┌──

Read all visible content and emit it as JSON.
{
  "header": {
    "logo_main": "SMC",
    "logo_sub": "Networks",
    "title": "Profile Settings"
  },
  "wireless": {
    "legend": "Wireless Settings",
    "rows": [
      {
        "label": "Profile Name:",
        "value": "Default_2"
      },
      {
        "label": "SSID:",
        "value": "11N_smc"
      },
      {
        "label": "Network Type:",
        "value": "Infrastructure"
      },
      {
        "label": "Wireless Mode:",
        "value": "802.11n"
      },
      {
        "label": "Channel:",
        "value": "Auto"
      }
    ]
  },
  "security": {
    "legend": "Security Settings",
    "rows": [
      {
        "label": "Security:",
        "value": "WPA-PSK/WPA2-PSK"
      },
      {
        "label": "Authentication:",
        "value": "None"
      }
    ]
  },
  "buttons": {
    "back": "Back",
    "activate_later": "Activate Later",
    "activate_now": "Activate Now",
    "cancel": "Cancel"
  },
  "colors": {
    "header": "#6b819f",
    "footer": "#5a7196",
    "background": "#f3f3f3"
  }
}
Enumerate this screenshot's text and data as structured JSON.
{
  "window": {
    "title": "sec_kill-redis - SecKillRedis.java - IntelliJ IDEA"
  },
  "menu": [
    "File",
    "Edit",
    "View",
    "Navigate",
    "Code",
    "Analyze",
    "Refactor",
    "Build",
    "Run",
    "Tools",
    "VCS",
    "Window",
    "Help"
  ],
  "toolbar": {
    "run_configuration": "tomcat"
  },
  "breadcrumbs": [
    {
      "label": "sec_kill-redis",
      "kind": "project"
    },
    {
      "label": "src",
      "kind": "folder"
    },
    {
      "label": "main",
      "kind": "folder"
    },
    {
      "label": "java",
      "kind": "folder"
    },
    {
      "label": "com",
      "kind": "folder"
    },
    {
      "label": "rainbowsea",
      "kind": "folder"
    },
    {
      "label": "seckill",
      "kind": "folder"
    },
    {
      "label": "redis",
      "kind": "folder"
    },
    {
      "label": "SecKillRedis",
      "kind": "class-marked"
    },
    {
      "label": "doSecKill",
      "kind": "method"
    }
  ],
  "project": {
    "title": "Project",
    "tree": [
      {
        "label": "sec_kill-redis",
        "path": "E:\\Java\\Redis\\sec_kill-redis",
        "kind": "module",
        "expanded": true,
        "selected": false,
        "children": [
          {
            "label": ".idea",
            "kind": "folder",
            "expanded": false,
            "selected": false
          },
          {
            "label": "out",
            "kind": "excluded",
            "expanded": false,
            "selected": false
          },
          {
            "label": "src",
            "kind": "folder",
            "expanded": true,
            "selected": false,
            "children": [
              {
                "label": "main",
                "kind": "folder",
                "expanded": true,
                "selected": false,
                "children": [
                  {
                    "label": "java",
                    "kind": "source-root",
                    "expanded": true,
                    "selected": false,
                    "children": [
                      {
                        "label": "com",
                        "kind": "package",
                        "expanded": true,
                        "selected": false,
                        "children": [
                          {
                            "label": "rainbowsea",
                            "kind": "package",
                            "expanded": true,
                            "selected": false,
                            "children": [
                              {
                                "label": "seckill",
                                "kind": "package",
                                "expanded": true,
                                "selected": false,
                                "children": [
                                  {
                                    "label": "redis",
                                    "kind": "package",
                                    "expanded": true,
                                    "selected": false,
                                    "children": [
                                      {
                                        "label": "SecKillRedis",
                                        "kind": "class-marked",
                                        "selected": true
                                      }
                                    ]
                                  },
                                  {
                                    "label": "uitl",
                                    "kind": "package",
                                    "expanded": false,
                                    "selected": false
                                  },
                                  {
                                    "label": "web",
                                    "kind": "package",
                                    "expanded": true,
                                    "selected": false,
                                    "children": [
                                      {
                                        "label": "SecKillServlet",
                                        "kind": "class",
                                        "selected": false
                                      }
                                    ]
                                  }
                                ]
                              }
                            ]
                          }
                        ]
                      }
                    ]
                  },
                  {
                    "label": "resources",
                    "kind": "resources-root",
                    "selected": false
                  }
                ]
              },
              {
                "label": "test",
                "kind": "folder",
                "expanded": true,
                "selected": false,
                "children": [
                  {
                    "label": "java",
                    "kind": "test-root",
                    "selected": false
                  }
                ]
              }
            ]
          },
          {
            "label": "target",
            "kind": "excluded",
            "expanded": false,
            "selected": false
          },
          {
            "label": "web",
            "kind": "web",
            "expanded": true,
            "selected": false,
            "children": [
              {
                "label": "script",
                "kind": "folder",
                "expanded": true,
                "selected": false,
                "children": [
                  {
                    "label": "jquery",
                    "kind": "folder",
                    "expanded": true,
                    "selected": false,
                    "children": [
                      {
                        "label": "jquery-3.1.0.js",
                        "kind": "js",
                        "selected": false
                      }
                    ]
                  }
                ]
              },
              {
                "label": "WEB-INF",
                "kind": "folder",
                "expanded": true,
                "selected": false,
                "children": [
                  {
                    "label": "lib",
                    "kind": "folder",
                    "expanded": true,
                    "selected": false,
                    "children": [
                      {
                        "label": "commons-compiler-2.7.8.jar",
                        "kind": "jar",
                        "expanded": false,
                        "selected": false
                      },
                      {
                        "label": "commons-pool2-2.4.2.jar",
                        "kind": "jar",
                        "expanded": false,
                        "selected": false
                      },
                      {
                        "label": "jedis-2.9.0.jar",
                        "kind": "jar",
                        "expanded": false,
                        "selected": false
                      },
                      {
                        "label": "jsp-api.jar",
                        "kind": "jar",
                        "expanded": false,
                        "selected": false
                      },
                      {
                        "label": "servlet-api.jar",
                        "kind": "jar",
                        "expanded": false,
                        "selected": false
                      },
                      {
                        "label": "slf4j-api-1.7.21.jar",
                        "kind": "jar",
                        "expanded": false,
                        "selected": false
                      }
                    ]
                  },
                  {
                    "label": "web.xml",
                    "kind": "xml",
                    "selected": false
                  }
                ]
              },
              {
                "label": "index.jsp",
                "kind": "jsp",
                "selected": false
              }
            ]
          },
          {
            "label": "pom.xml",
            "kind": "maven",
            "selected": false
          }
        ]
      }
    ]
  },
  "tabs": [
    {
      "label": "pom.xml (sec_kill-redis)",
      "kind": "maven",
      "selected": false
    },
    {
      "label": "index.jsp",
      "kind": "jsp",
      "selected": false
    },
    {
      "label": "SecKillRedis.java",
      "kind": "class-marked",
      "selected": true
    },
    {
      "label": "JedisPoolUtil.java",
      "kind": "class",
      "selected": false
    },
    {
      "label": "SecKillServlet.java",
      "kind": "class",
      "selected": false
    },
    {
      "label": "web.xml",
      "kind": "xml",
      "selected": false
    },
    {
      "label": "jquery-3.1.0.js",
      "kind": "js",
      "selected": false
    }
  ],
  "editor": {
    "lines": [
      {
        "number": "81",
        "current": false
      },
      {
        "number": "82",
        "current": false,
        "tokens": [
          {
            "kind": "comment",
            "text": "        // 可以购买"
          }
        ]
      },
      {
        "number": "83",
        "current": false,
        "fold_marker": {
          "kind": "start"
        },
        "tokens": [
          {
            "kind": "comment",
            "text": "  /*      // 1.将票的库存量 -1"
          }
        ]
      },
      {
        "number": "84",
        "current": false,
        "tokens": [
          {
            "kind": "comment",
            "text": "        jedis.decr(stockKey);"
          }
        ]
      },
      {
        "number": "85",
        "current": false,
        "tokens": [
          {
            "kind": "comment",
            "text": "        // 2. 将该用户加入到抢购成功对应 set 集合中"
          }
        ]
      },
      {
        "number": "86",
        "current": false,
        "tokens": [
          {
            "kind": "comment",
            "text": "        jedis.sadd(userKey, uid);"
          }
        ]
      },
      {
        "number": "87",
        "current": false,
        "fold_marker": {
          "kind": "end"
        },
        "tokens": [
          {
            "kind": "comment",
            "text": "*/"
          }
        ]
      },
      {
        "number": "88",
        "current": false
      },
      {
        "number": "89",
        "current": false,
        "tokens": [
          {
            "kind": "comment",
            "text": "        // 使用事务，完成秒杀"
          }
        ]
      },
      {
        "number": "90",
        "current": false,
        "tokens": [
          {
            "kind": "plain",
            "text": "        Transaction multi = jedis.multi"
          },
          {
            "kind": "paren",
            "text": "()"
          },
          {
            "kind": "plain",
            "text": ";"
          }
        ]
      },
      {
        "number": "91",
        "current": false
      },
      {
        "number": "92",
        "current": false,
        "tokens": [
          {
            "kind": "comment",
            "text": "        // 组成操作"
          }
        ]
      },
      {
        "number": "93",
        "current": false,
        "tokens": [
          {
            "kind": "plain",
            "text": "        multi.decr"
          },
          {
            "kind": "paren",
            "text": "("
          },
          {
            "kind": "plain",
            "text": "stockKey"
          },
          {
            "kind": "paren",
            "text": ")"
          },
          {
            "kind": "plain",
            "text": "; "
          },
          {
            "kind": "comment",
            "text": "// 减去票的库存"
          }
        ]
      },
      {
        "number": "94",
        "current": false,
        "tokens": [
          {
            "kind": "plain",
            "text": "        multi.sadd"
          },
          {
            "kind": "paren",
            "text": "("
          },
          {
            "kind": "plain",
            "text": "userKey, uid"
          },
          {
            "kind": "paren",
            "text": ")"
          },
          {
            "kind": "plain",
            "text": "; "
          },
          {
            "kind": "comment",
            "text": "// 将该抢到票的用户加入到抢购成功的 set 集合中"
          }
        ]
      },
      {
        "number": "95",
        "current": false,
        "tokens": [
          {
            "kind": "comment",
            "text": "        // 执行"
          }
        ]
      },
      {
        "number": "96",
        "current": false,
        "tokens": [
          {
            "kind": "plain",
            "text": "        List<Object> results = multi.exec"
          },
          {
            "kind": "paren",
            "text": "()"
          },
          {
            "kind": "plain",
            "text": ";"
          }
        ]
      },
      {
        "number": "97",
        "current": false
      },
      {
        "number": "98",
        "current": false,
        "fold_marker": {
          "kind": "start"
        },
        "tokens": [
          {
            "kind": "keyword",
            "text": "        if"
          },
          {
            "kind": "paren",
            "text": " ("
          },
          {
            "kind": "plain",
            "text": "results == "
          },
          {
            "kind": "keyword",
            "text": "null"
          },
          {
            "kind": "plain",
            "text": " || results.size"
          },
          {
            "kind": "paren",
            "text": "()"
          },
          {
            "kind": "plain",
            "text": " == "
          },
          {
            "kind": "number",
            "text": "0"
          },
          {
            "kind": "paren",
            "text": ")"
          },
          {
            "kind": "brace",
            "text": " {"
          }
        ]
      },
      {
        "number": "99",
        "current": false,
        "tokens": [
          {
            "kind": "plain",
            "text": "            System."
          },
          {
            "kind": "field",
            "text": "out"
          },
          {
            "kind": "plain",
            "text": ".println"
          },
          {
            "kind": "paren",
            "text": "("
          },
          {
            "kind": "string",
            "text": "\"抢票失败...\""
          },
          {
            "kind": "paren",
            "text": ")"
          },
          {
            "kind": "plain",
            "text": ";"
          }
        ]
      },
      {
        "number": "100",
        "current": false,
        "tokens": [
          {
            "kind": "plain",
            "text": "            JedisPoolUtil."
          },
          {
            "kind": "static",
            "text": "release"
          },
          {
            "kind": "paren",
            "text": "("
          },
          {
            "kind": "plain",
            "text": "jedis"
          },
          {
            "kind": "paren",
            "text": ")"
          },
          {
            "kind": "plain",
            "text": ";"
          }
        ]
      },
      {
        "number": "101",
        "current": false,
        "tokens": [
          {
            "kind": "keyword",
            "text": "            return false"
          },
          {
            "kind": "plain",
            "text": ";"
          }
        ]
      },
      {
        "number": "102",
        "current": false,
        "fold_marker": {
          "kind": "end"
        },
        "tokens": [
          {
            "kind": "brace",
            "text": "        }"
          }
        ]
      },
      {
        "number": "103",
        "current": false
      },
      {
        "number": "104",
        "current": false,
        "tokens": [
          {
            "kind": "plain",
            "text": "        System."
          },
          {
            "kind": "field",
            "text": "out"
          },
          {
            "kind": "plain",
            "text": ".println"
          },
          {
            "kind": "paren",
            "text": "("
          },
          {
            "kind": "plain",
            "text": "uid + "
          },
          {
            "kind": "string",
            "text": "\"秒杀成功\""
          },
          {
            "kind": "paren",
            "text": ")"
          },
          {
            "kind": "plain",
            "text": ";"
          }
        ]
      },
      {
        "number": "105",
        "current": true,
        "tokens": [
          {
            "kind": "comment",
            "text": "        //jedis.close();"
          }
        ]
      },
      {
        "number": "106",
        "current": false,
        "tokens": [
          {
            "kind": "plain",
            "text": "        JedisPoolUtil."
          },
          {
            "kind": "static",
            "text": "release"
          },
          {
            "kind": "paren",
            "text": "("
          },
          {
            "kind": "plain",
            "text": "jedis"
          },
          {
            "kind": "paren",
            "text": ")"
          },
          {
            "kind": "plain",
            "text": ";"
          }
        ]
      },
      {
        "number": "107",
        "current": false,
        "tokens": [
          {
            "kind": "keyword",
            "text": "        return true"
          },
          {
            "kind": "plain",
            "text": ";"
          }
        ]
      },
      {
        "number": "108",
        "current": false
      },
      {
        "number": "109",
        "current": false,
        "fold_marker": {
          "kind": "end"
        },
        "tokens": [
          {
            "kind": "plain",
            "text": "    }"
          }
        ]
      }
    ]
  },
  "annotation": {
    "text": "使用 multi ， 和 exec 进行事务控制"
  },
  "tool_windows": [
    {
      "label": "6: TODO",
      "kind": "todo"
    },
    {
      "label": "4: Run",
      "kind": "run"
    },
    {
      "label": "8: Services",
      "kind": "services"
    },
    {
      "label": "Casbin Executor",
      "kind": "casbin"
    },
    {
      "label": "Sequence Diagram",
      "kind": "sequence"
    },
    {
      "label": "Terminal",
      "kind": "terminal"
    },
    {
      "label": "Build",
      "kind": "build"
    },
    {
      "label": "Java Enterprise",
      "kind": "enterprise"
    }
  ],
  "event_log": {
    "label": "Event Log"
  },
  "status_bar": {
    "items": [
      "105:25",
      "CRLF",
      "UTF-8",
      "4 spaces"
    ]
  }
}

└──

Your answer should be one number: how many lines of the listing include the word "title".

3